--- begin ENTRIES SHOWN ---
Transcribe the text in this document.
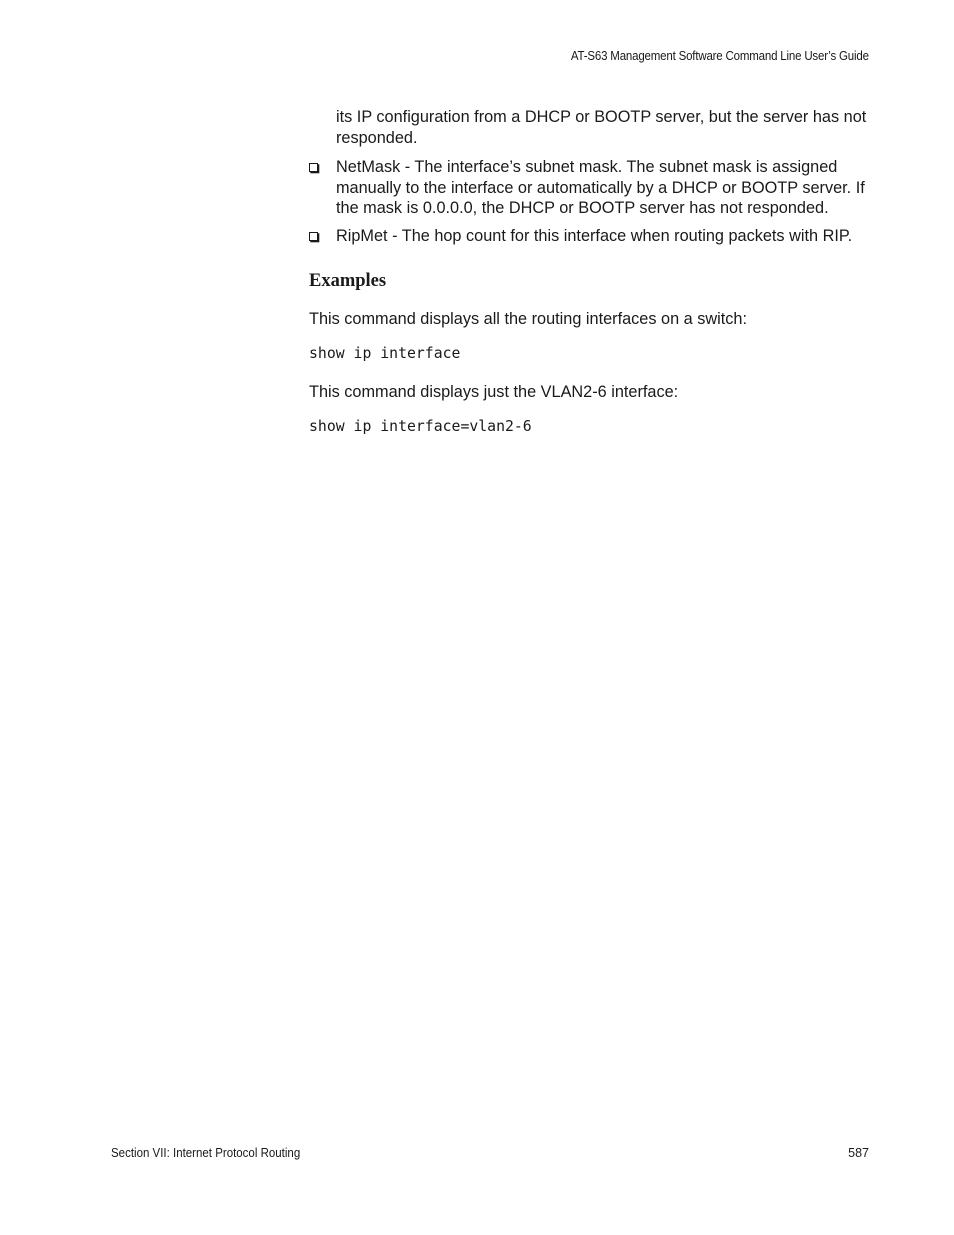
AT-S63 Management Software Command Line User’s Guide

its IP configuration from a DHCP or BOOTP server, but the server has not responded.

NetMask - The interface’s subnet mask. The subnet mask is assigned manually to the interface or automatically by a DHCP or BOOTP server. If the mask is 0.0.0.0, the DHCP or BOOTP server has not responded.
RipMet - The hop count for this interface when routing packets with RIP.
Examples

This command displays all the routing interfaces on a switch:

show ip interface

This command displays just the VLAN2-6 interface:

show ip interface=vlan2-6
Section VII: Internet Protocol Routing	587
--- end ENTRIES SHOWN ---
--- begin ENTRIES SHOWN ---
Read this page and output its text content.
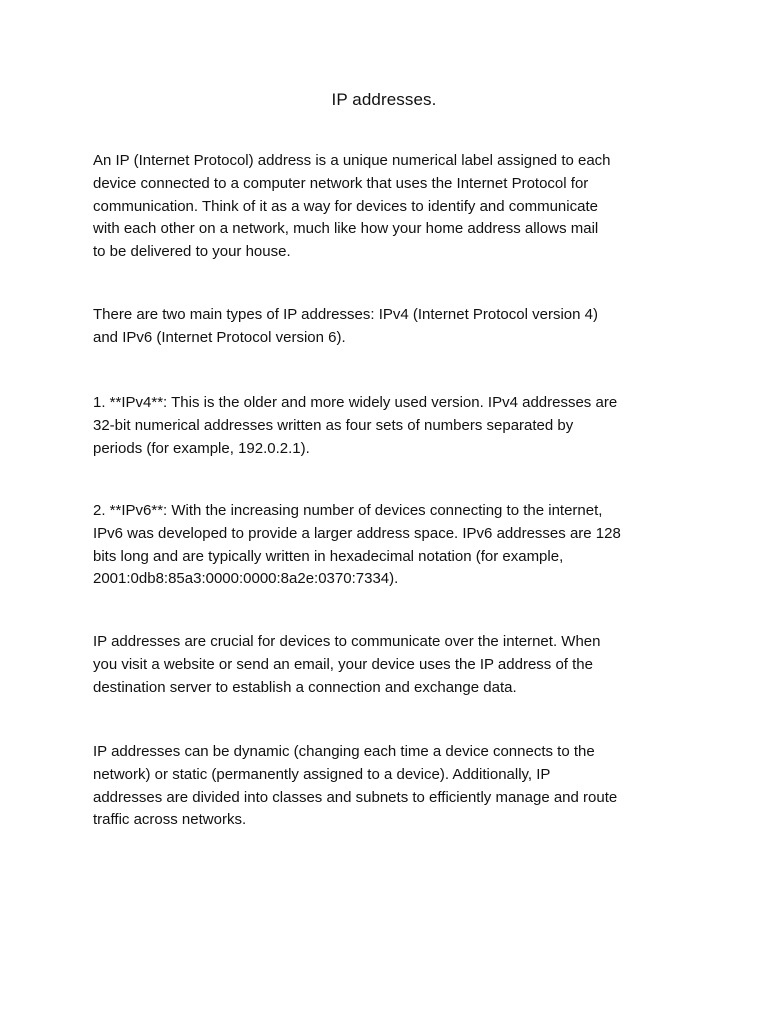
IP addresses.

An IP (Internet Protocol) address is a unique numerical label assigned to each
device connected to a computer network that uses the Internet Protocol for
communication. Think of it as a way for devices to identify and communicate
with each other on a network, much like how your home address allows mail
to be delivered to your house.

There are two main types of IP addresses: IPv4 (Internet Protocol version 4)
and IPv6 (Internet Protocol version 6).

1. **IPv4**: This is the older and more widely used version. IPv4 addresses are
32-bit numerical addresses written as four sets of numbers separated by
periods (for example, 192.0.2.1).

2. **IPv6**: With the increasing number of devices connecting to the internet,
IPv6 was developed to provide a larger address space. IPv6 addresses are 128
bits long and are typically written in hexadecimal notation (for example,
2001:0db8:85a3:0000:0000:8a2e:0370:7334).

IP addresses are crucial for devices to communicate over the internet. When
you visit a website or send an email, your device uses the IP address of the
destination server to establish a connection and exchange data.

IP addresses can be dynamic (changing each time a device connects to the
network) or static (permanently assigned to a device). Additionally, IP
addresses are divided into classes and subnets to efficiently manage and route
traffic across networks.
--- end ENTRIES SHOWN ---
> _SET TASK_
Gather every line from the listing above in which the word "displays" appears.

> _EXERCISE RESPONSE_
This command displays all the routing interfaces on a switch:
This command displays just the VLAN2-6 interface:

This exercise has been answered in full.